Figure content listings

__________

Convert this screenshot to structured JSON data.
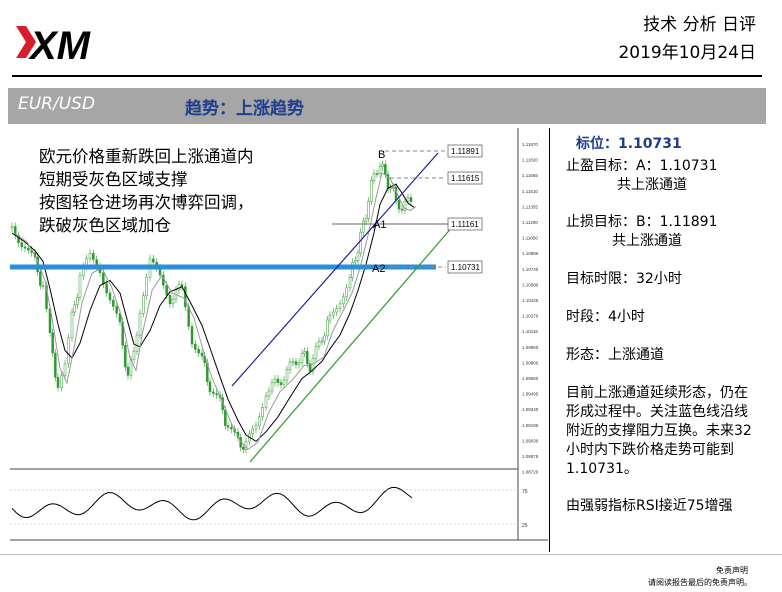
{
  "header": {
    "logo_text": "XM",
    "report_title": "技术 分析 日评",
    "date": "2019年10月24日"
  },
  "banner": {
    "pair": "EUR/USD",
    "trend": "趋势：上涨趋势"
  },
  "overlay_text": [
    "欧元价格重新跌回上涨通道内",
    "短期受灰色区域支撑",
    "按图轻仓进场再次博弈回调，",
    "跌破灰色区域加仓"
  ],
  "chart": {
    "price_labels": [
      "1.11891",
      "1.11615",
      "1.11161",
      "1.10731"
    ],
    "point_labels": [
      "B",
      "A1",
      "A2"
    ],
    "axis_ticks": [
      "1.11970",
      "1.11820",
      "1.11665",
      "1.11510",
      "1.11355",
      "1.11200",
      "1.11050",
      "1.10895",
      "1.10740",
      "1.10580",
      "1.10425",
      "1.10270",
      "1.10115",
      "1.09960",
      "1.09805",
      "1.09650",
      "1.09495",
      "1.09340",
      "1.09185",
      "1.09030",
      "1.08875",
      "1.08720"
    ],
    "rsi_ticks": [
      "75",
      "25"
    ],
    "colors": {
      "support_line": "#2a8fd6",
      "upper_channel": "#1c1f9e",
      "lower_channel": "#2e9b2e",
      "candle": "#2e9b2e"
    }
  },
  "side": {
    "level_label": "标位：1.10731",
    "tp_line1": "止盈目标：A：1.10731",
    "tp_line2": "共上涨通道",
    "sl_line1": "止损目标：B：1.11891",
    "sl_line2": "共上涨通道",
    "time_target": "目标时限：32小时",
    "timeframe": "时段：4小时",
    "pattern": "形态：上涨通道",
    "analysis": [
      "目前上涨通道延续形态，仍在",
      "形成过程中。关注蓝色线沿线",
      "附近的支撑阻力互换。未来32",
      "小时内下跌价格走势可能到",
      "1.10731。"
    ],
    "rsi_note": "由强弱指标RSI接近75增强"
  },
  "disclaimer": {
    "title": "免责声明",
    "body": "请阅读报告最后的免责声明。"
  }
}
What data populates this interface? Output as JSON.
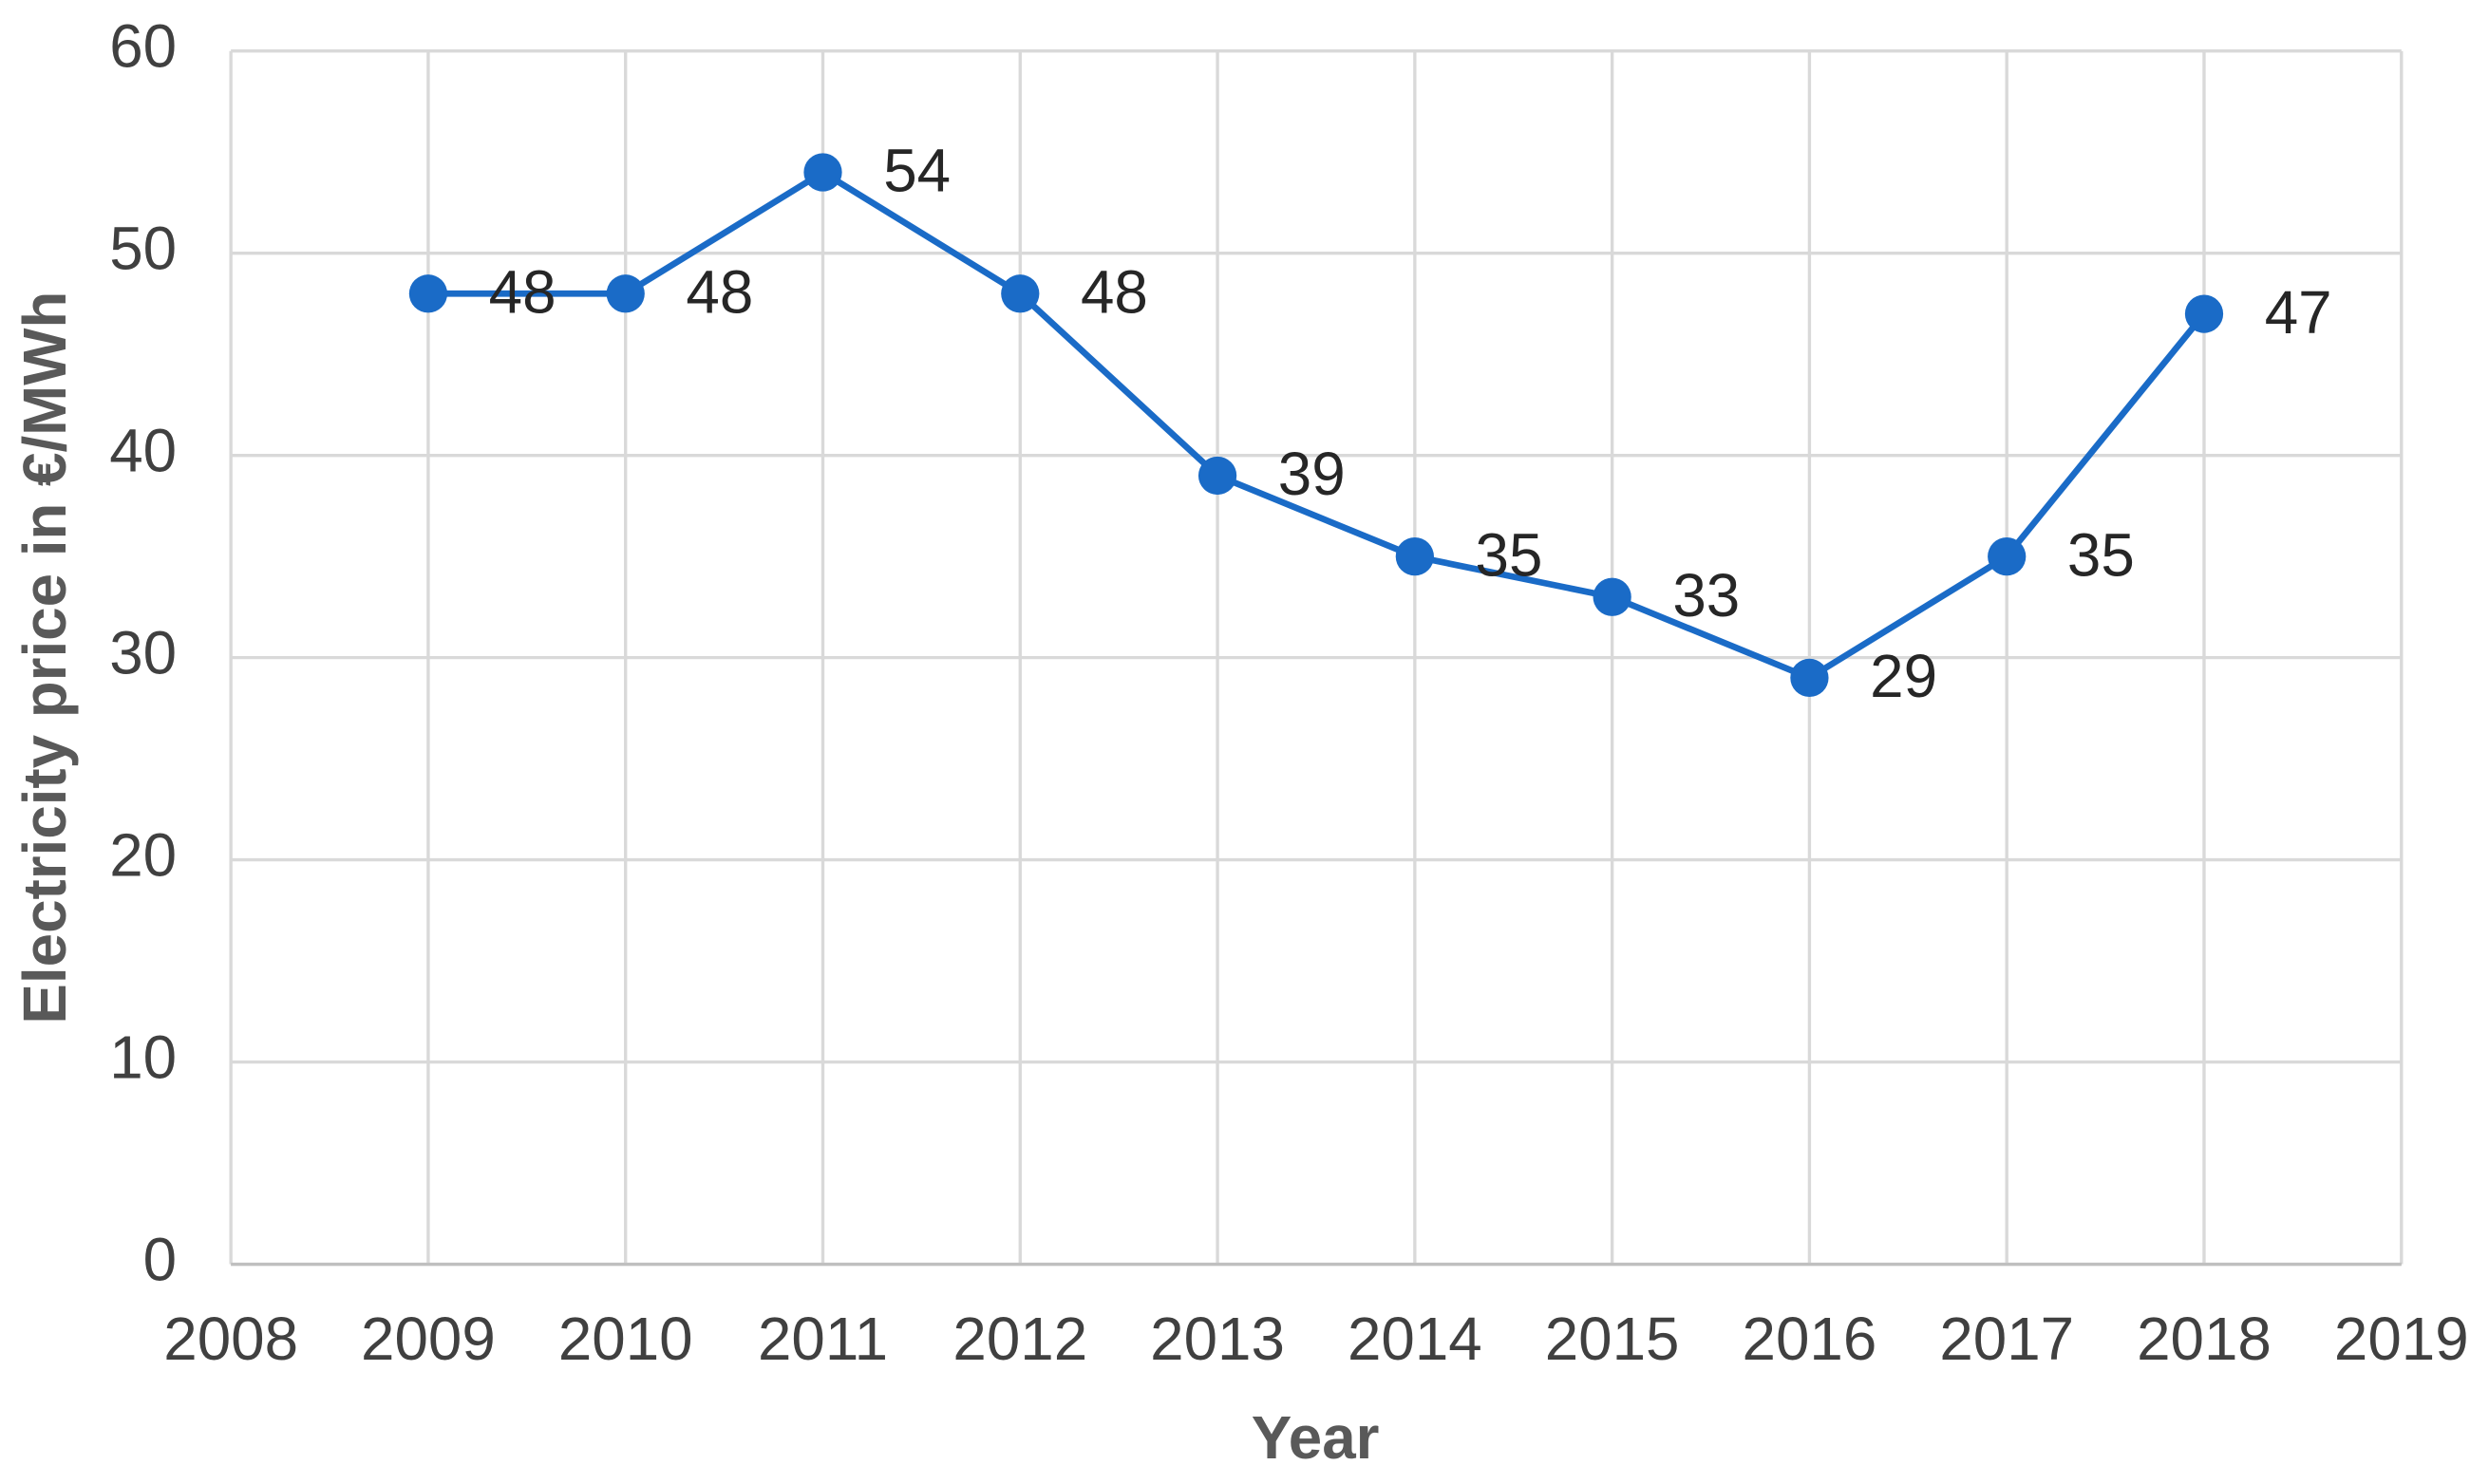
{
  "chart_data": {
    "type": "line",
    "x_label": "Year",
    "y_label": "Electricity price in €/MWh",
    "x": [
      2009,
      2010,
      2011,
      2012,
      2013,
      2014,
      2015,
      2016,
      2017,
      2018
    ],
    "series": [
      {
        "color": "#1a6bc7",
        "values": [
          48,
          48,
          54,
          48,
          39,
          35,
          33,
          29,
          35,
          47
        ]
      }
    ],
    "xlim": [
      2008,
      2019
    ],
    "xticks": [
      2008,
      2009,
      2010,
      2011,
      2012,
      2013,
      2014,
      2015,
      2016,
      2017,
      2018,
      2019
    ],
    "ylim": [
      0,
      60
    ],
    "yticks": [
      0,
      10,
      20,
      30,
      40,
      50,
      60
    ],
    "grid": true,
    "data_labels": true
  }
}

__________

» **Goal**:
Transcribe every line from the records above without alteration, and leave out the images.

» **Solution for this task**:
Convert this screenshot to structured JSON data.
{
  "header": {
    "logo_text": "XM",
    "report_title": "技术 分析 日评",
    "date": "2019年10月24日"
  },
  "banner": {
    "pair": "EUR/USD",
    "trend": "趋势：上涨趋势"
  },
  "overlay_text": [
    "欧元价格重新跌回上涨通道内",
    "短期受灰色区域支撑",
    "按图轻仓进场再次博弈回调，",
    "跌破灰色区域加仓"
  ],
  "chart": {
    "price_labels": [
      "1.11891",
      "1.11615",
      "1.11161",
      "1.10731"
    ],
    "point_labels": [
      "B",
      "A1",
      "A2"
    ],
    "axis_ticks": [
      "1.11970",
      "1.11820",
      "1.11665",
      "1.11510",
      "1.11355",
      "1.11200",
      "1.11050",
      "1.10895",
      "1.10740",
      "1.10580",
      "1.10425",
      "1.10270",
      "1.10115",
      "1.09960",
      "1.09805",
      "1.09650",
      "1.09495",
      "1.09340",
      "1.09185",
      "1.09030",
      "1.08875",
      "1.08720"
    ],
    "rsi_ticks": [
      "75",
      "25"
    ],
    "colors": {
      "support_line": "#2a8fd6",
      "upper_channel": "#1c1f9e",
      "lower_channel": "#2e9b2e",
      "candle": "#2e9b2e"
    }
  },
  "side": {
    "level_label": "标位：1.10731",
    "tp_line1": "止盈目标：A：1.10731",
    "tp_line2": "共上涨通道",
    "sl_line1": "止损目标：B：1.11891",
    "sl_line2": "共上涨通道",
    "time_target": "目标时限：32小时",
    "timeframe": "时段：4小时",
    "pattern": "形态：上涨通道",
    "analysis": [
      "目前上涨通道延续形态，仍在",
      "形成过程中。关注蓝色线沿线",
      "附近的支撑阻力互换。未来32",
      "小时内下跌价格走势可能到",
      "1.10731。"
    ],
    "rsi_note": "由强弱指标RSI接近75增强"
  },
  "disclaimer": {
    "title": "免责声明",
    "body": "请阅读报告最后的免责声明。"
  }
}
What data populates this interface? Output as JSON.
{
  "chart_data": {
    "type": "line",
    "x_label": "Year",
    "y_label": "Electricity price in €/MWh",
    "x": [
      2009,
      2010,
      2011,
      2012,
      2013,
      2014,
      2015,
      2016,
      2017,
      2018
    ],
    "series": [
      {
        "color": "#1a6bc7",
        "values": [
          48,
          48,
          54,
          48,
          39,
          35,
          33,
          29,
          35,
          47
        ]
      }
    ],
    "xlim": [
      2008,
      2019
    ],
    "xticks": [
      2008,
      2009,
      2010,
      2011,
      2012,
      2013,
      2014,
      2015,
      2016,
      2017,
      2018,
      2019
    ],
    "ylim": [
      0,
      60
    ],
    "yticks": [
      0,
      10,
      20,
      30,
      40,
      50,
      60
    ],
    "grid": true,
    "data_labels": true
  }
}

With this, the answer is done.